### Records provided
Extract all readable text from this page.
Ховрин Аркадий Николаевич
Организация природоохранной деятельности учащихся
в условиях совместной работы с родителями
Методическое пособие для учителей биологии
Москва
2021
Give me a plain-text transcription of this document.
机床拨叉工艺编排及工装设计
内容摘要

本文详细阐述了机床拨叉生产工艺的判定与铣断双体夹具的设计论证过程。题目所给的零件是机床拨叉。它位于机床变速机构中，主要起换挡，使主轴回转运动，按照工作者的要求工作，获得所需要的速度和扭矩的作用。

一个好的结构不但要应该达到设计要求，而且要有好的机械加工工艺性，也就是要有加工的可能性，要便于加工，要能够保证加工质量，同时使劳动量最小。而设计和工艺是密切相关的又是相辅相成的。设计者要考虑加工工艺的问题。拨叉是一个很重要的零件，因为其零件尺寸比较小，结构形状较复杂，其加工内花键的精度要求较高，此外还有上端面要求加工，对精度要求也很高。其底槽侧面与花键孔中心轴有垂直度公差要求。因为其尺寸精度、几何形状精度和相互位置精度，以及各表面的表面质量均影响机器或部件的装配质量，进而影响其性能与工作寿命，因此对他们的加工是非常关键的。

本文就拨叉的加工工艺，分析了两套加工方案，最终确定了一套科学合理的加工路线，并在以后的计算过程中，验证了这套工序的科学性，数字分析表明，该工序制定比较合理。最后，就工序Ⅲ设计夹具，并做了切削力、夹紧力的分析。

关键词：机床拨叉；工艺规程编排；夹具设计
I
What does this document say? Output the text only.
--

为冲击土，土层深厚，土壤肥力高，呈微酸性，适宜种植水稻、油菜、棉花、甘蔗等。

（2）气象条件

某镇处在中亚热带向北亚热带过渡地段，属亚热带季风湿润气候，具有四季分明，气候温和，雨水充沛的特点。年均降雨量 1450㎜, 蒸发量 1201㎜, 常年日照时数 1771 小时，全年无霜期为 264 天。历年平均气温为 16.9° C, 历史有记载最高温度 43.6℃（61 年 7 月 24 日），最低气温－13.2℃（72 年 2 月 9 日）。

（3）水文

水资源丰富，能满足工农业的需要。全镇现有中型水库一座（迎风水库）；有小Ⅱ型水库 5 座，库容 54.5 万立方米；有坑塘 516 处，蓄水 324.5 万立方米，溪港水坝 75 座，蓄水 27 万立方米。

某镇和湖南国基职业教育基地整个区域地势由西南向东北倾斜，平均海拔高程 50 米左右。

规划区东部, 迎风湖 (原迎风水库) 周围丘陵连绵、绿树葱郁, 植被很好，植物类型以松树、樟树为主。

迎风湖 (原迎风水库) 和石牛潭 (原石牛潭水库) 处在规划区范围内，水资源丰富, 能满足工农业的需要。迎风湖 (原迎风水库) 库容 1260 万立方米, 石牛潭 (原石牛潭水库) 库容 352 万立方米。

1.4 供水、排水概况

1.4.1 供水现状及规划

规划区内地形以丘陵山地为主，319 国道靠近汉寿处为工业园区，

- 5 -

### Exercise details
Generate an exact reproduction of all entries.

### Final result
Extract all readable text from this page.
Ховрин Аркадий Николаевич
Организация природоохранной деятельности учащихся
в условиях совместной работы с родителями
Методическое пособие для учителей биологии
Москва
2021
Give me a plain-text transcription of this document.
机床拨叉工艺编排及工装设计
内容摘要

本文详细阐述了机床拨叉生产工艺的判定与铣断双体夹具的设计论证过程。题目所给的零件是机床拨叉。它位于机床变速机构中，主要起换挡，使主轴回转运动，按照工作者的要求工作，获得所需要的速度和扭矩的作用。

一个好的结构不但要应该达到设计要求，而且要有好的机械加工工艺性，也就是要有加工的可能性，要便于加工，要能够保证加工质量，同时使劳动量最小。而设计和工艺是密切相关的又是相辅相成的。设计者要考虑加工工艺的问题。拨叉是一个很重要的零件，因为其零件尺寸比较小，结构形状较复杂，其加工内花键的精度要求较高，此外还有上端面要求加工，对精度要求也很高。其底槽侧面与花键孔中心轴有垂直度公差要求。因为其尺寸精度、几何形状精度和相互位置精度，以及各表面的表面质量均影响机器或部件的装配质量，进而影响其性能与工作寿命，因此对他们的加工是非常关键的。

本文就拨叉的加工工艺，分析了两套加工方案，最终确定了一套科学合理的加工路线，并在以后的计算过程中，验证了这套工序的科学性，数字分析表明，该工序制定比较合理。最后，就工序Ⅲ设计夹具，并做了切削力、夹紧力的分析。

关键词：机床拨叉；工艺规程编排；夹具设计
I
What does this document say? Output the text only.
--

为冲击土，土层深厚，土壤肥力高，呈微酸性，适宜种植水稻、油菜、棉花、甘蔗等。

（2）气象条件

某镇处在中亚热带向北亚热带过渡地段，属亚热带季风湿润气候，具有四季分明，气候温和，雨水充沛的特点。年均降雨量 1450㎜, 蒸发量 1201㎜, 常年日照时数 1771 小时，全年无霜期为 264 天。历年平均气温为 16.9° C, 历史有记载最高温度 43.6℃（61 年 7 月 24 日），最低气温－13.2℃（72 年 2 月 9 日）。

（3）水文

水资源丰富，能满足工农业的需要。全镇现有中型水库一座（迎风水库）；有小Ⅱ型水库 5 座，库容 54.5 万立方米；有坑塘 516 处，蓄水 324.5 万立方米，溪港水坝 75 座，蓄水 27 万立方米。

某镇和湖南国基职业教育基地整个区域地势由西南向东北倾斜，平均海拔高程 50 米左右。

规划区东部, 迎风湖 (原迎风水库) 周围丘陵连绵、绿树葱郁, 植被很好，植物类型以松树、樟树为主。

迎风湖 (原迎风水库) 和石牛潭 (原石牛潭水库) 处在规划区范围内，水资源丰富, 能满足工农业的需要。迎风湖 (原迎风水库) 库容 1260 万立方米, 石牛潭 (原石牛潭水库) 库容 352 万立方米。

1.4 供水、排水概况

1.4.1 供水现状及规划

规划区内地形以丘陵山地为主，319 国道靠近汉寿处为工业园区，

- 5 -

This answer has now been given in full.